### Dataset content ###

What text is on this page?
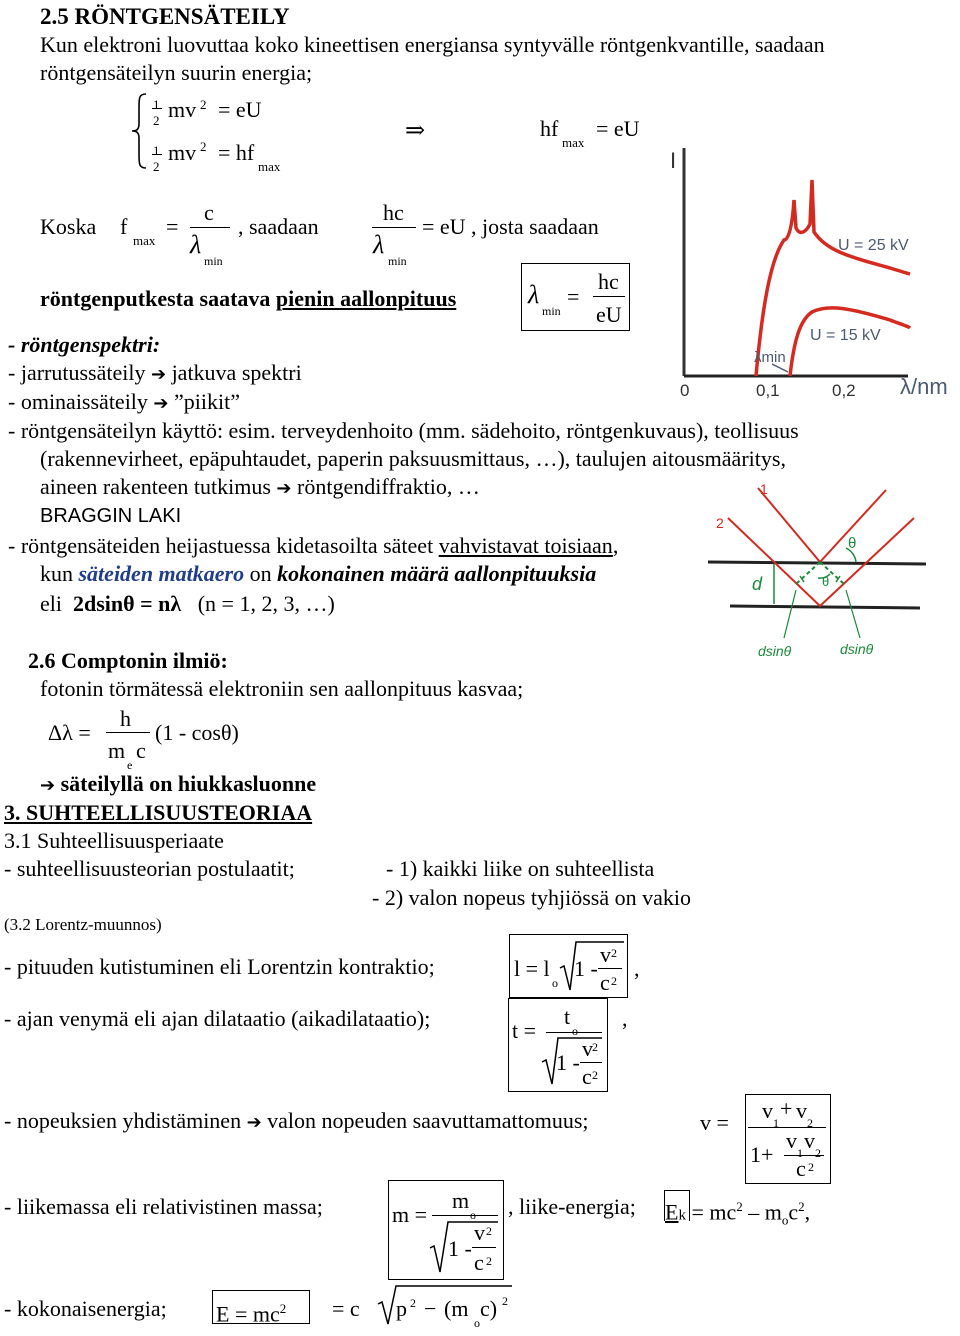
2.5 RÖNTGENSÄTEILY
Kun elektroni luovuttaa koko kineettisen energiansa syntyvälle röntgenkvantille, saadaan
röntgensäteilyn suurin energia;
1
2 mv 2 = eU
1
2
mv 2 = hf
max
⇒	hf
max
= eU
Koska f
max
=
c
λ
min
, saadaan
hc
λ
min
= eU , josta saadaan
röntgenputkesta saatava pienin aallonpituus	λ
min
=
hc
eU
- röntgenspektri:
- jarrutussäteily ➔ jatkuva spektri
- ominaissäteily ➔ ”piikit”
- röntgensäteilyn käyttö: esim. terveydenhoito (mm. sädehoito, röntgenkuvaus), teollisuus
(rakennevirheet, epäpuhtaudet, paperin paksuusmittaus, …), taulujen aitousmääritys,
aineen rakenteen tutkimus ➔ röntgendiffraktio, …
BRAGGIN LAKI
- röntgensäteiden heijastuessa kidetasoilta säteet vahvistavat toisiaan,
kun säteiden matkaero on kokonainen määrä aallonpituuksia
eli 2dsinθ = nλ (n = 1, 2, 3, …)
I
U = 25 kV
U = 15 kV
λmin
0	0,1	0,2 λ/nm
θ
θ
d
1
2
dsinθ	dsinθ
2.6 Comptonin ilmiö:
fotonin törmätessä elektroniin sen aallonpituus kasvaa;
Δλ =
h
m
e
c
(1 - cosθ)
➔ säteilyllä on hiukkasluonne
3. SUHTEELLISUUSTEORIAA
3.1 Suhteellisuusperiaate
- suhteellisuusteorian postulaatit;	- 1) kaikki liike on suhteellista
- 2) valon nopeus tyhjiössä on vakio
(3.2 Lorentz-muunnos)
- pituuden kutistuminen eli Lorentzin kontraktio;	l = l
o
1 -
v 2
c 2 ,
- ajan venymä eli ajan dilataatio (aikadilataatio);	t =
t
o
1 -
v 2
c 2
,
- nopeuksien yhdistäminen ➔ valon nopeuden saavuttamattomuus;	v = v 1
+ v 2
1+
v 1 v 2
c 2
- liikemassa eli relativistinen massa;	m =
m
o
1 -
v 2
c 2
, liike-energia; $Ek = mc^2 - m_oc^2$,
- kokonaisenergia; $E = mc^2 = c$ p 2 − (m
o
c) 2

###

Except for the pictures, give all the material above again verbatim.

What text is on this page?
2.5 RÖNTGENSÄTEILY
Kun elektroni luovuttaa koko kineettisen energiansa syntyvälle röntgenkvantille, saadaan
röntgensäteilyn suurin energia;
1
2 mv 2 = eU
1
2
mv 2 = hf
max
⇒	hf
max
= eU
Koska f
max
=
c
λ
min
, saadaan
hc
λ
min
= eU , josta saadaan
röntgenputkesta saatava pienin aallonpituus	λ
min
=
hc
eU
- röntgenspektri:
- jarrutussäteily ➔ jatkuva spektri
- ominaissäteily ➔ ”piikit”
- röntgensäteilyn käyttö: esim. terveydenhoito (mm. sädehoito, röntgenkuvaus), teollisuus
(rakennevirheet, epäpuhtaudet, paperin paksuusmittaus, …), taulujen aitousmääritys,
aineen rakenteen tutkimus ➔ röntgendiffraktio, …
BRAGGIN LAKI
- röntgensäteiden heijastuessa kidetasoilta säteet vahvistavat toisiaan,
kun säteiden matkaero on kokonainen määrä aallonpituuksia
eli 2dsinθ = nλ (n = 1, 2, 3, …)
I
U = 25 kV
U = 15 kV
λmin
0	0,1	0,2 λ/nm
θ
θ
d
1
2
dsinθ	dsinθ
2.6 Comptonin ilmiö:
fotonin törmätessä elektroniin sen aallonpituus kasvaa;
Δλ =
h
m
e
c
(1 - cosθ)
➔ säteilyllä on hiukkasluonne
3. SUHTEELLISUUSTEORIAA
3.1 Suhteellisuusperiaate
- suhteellisuusteorian postulaatit;	- 1) kaikki liike on suhteellista
- 2) valon nopeus tyhjiössä on vakio
(3.2 Lorentz-muunnos)
- pituuden kutistuminen eli Lorentzin kontraktio;	l = l
o
1 -
v 2
c 2 ,
- ajan venymä eli ajan dilataatio (aikadilataatio);	t =
t
o
1 -
v 2
c 2
,
- nopeuksien yhdistäminen ➔ valon nopeuden saavuttamattomuus;	v = v 1
+ v 2
1+
v 1 v 2
c 2
- liikemassa eli relativistinen massa;	m =
m
o
1 -
v 2
c 2
, liike-energia; $Ek = mc^2 - m_oc^2$,
- kokonaisenergia; $E = mc^2 = c$ p 2 − (m
o
c) 2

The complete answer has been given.